**DO THIS:**
Please transcribe the listing below in full and word for word, without its pictures.

[Begin AVAILABLE DATA]

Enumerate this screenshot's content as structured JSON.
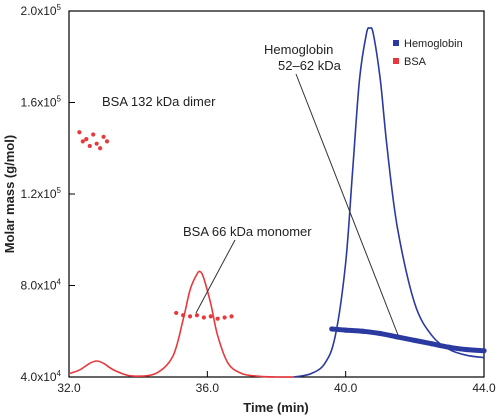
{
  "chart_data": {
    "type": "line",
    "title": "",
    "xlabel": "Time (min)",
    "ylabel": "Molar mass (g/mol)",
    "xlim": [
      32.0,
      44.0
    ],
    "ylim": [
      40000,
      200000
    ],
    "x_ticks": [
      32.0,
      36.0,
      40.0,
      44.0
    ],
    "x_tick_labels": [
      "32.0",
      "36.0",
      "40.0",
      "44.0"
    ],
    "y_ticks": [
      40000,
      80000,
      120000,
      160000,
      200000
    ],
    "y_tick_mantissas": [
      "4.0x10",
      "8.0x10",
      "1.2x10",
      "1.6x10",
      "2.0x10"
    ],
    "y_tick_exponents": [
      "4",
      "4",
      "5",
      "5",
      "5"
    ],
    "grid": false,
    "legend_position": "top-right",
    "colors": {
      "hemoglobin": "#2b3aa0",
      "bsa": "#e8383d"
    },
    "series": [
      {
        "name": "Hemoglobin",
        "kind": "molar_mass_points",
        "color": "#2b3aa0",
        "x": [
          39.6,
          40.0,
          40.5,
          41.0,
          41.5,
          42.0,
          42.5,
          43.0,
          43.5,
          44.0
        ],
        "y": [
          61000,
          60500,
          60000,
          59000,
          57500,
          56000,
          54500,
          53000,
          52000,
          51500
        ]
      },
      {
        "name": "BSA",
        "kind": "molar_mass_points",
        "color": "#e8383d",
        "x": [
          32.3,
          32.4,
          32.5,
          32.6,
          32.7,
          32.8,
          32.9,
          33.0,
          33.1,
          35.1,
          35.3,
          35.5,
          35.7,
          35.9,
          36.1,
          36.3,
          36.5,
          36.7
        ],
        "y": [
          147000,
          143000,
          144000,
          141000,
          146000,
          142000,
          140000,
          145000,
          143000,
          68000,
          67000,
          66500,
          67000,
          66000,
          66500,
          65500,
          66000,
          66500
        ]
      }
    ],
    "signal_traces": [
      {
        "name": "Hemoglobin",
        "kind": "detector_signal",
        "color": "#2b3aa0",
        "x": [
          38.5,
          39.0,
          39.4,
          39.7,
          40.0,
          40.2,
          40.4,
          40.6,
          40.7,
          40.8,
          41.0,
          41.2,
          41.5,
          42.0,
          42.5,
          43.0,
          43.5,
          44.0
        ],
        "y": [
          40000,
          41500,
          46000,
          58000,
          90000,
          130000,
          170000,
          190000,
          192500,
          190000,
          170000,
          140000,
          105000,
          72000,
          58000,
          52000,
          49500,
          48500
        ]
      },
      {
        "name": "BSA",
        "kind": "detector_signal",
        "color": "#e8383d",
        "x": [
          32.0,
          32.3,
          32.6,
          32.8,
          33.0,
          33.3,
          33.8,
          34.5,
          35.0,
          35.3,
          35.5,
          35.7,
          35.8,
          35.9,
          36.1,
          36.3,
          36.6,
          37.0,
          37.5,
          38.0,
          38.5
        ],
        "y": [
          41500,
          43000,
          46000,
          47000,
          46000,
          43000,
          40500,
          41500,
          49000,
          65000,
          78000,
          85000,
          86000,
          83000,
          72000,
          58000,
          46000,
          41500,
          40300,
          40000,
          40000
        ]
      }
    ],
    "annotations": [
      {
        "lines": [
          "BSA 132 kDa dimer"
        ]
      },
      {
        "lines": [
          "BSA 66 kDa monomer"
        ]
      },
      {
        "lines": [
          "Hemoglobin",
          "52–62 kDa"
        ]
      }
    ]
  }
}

[End AVAILABLE DATA]

**TASK RESPONSE:**
Enumerate this screenshot's content as structured JSON.
{
  "chart_data": {
    "type": "line",
    "title": "",
    "xlabel": "Time (min)",
    "ylabel": "Molar mass (g/mol)",
    "xlim": [
      32.0,
      44.0
    ],
    "ylim": [
      40000,
      200000
    ],
    "x_ticks": [
      32.0,
      36.0,
      40.0,
      44.0
    ],
    "x_tick_labels": [
      "32.0",
      "36.0",
      "40.0",
      "44.0"
    ],
    "y_ticks": [
      40000,
      80000,
      120000,
      160000,
      200000
    ],
    "y_tick_mantissas": [
      "4.0x10",
      "8.0x10",
      "1.2x10",
      "1.6x10",
      "2.0x10"
    ],
    "y_tick_exponents": [
      "4",
      "4",
      "5",
      "5",
      "5"
    ],
    "grid": false,
    "legend_position": "top-right",
    "colors": {
      "hemoglobin": "#2b3aa0",
      "bsa": "#e8383d"
    },
    "series": [
      {
        "name": "Hemoglobin",
        "kind": "molar_mass_points",
        "color": "#2b3aa0",
        "x": [
          39.6,
          40.0,
          40.5,
          41.0,
          41.5,
          42.0,
          42.5,
          43.0,
          43.5,
          44.0
        ],
        "y": [
          61000,
          60500,
          60000,
          59000,
          57500,
          56000,
          54500,
          53000,
          52000,
          51500
        ]
      },
      {
        "name": "BSA",
        "kind": "molar_mass_points",
        "color": "#e8383d",
        "x": [
          32.3,
          32.4,
          32.5,
          32.6,
          32.7,
          32.8,
          32.9,
          33.0,
          33.1,
          35.1,
          35.3,
          35.5,
          35.7,
          35.9,
          36.1,
          36.3,
          36.5,
          36.7
        ],
        "y": [
          147000,
          143000,
          144000,
          141000,
          146000,
          142000,
          140000,
          145000,
          143000,
          68000,
          67000,
          66500,
          67000,
          66000,
          66500,
          65500,
          66000,
          66500
        ]
      }
    ],
    "signal_traces": [
      {
        "name": "Hemoglobin",
        "kind": "detector_signal",
        "color": "#2b3aa0",
        "x": [
          38.5,
          39.0,
          39.4,
          39.7,
          40.0,
          40.2,
          40.4,
          40.6,
          40.7,
          40.8,
          41.0,
          41.2,
          41.5,
          42.0,
          42.5,
          43.0,
          43.5,
          44.0
        ],
        "y": [
          40000,
          41500,
          46000,
          58000,
          90000,
          130000,
          170000,
          190000,
          192500,
          190000,
          170000,
          140000,
          105000,
          72000,
          58000,
          52000,
          49500,
          48500
        ]
      },
      {
        "name": "BSA",
        "kind": "detector_signal",
        "color": "#e8383d",
        "x": [
          32.0,
          32.3,
          32.6,
          32.8,
          33.0,
          33.3,
          33.8,
          34.5,
          35.0,
          35.3,
          35.5,
          35.7,
          35.8,
          35.9,
          36.1,
          36.3,
          36.6,
          37.0,
          37.5,
          38.0,
          38.5
        ],
        "y": [
          41500,
          43000,
          46000,
          47000,
          46000,
          43000,
          40500,
          41500,
          49000,
          65000,
          78000,
          85000,
          86000,
          83000,
          72000,
          58000,
          46000,
          41500,
          40300,
          40000,
          40000
        ]
      }
    ],
    "annotations": [
      {
        "lines": [
          "BSA 132 kDa dimer"
        ]
      },
      {
        "lines": [
          "BSA 66 kDa monomer"
        ]
      },
      {
        "lines": [
          "Hemoglobin",
          "52–62 kDa"
        ]
      }
    ]
  }
}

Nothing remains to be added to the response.